> [EXERCISE OBJECTIVE]: Comb through the entries for "движения" and pull out each line that holds it.

> [EXCERPTED DATA]:
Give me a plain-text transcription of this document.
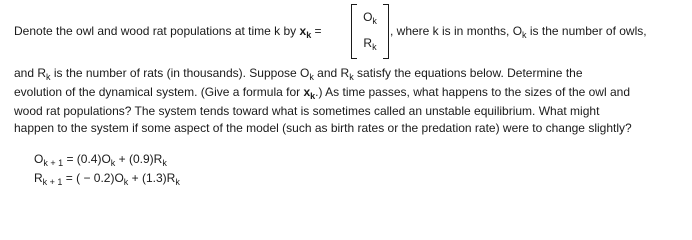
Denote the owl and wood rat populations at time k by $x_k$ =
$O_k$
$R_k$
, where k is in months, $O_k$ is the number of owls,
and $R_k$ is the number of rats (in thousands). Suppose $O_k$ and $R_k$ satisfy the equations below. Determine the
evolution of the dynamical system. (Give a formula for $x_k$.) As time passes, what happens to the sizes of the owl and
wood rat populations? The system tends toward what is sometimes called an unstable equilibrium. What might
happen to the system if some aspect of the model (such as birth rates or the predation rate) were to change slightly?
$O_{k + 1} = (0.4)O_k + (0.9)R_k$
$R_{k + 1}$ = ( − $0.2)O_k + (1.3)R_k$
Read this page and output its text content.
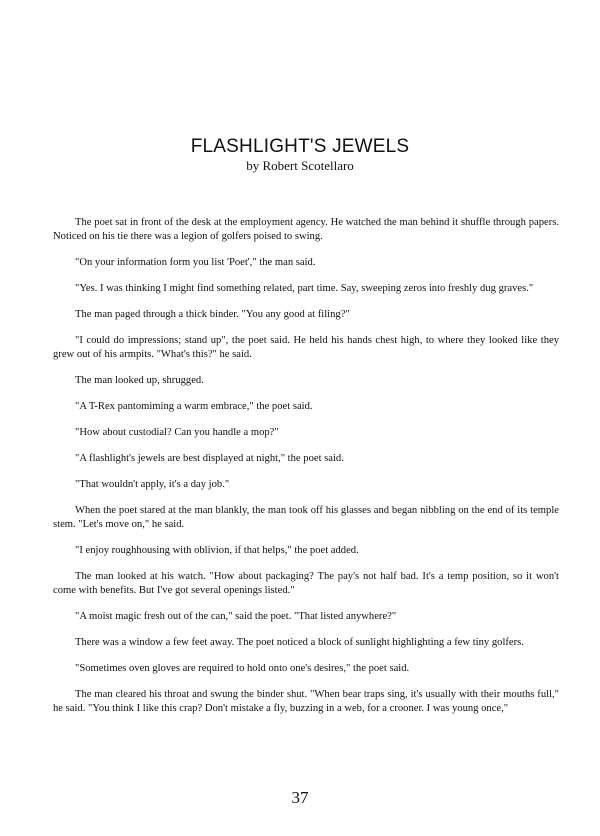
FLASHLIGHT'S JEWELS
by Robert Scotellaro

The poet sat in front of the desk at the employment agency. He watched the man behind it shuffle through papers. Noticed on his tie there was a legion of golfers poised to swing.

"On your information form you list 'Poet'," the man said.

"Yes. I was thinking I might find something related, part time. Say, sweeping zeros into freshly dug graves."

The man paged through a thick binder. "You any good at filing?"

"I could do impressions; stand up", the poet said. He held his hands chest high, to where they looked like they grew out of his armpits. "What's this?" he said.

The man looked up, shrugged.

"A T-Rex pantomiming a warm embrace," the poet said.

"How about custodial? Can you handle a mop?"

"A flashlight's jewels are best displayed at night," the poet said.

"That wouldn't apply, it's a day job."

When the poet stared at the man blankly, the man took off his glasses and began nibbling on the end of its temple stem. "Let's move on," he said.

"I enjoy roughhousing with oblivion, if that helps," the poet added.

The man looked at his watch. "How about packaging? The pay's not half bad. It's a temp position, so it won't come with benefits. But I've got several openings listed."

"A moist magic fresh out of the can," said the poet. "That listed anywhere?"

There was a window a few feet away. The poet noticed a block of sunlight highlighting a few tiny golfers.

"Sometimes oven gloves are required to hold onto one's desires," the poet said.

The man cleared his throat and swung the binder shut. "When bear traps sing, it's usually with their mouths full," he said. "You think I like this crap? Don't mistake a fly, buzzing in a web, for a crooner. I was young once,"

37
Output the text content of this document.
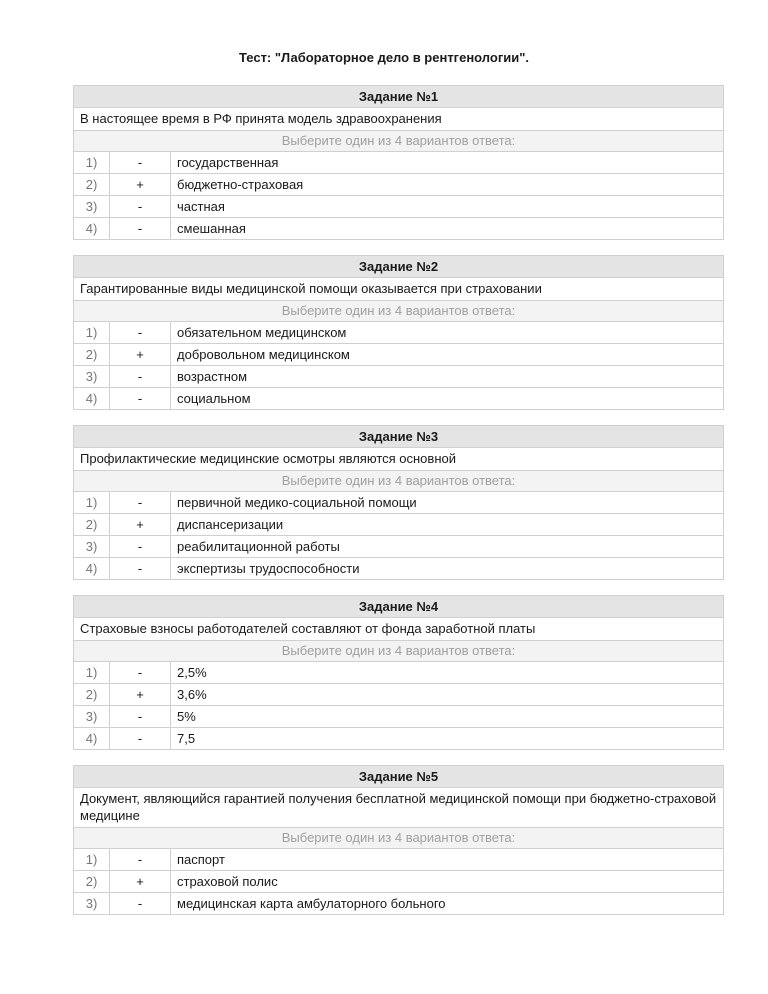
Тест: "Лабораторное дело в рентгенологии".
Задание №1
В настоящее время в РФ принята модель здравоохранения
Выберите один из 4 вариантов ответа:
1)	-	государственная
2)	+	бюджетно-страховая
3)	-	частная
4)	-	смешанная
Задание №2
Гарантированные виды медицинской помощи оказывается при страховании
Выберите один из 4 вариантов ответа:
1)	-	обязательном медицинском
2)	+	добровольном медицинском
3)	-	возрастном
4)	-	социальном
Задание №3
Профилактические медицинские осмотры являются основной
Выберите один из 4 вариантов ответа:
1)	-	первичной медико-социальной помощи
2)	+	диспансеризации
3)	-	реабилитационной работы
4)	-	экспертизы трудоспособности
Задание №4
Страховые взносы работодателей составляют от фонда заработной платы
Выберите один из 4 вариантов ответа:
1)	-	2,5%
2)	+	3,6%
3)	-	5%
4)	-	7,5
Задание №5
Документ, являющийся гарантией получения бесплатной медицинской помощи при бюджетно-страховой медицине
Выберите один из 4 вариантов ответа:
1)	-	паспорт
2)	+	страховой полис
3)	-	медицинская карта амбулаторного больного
* * *
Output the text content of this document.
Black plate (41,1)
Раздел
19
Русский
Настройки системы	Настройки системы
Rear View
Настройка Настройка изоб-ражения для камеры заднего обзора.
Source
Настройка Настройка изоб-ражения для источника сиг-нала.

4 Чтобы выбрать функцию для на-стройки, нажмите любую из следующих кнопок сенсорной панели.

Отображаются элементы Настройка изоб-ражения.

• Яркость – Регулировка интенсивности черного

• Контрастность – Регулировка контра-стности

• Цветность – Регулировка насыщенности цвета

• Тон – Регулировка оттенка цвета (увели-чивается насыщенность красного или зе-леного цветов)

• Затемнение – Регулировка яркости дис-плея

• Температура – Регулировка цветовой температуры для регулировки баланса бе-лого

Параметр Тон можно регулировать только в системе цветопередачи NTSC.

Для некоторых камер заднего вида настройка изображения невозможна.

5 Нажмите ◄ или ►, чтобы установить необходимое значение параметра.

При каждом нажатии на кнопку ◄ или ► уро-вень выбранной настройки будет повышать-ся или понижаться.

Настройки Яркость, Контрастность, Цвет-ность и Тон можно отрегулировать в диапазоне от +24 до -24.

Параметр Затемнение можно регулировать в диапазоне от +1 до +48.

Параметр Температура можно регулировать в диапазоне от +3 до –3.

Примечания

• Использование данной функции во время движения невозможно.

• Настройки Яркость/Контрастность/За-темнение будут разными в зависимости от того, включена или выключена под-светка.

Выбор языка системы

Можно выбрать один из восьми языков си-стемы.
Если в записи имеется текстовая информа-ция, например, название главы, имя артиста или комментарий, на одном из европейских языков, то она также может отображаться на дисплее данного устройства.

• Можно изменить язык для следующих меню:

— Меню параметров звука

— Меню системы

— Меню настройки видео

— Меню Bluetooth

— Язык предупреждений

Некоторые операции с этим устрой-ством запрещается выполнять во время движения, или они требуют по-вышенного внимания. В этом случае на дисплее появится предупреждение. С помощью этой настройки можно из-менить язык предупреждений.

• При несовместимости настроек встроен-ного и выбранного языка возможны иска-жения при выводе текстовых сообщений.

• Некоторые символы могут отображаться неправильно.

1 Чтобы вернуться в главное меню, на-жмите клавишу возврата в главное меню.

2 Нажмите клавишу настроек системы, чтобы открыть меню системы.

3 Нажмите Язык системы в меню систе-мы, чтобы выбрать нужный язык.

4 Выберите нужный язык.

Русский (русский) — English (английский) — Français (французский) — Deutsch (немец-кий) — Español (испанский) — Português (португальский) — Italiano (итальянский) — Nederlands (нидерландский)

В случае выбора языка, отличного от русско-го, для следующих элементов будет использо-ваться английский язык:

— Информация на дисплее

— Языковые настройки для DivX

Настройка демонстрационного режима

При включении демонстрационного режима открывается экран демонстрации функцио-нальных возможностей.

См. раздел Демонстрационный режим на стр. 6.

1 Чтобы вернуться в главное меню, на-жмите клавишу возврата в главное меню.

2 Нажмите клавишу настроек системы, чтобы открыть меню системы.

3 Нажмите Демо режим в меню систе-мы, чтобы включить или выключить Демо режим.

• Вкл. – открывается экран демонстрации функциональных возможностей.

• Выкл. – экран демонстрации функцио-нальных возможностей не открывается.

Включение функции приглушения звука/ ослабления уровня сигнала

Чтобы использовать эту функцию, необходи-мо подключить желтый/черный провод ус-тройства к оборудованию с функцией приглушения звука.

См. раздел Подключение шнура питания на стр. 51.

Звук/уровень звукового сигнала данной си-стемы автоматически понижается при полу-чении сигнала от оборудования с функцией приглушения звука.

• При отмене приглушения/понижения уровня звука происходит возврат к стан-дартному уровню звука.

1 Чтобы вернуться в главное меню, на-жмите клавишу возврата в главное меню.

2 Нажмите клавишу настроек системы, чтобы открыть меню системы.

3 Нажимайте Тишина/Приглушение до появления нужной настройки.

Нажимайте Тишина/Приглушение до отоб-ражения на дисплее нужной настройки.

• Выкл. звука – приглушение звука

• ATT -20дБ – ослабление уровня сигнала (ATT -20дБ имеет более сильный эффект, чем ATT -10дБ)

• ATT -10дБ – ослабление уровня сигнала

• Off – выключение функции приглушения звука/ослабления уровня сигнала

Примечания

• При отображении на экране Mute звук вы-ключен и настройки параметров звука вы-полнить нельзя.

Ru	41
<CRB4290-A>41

> [OUTPUT OF THE TASK]:
• Использование данной функции во время движения невозможно.
Некоторые операции с этим устрой-ством запрещается выполнять во время движения, или они требуют по-вышенного внимания. В этом случае на дисплее появится предупреждение. С помощью этой настройки можно из-менить язык предупреждений.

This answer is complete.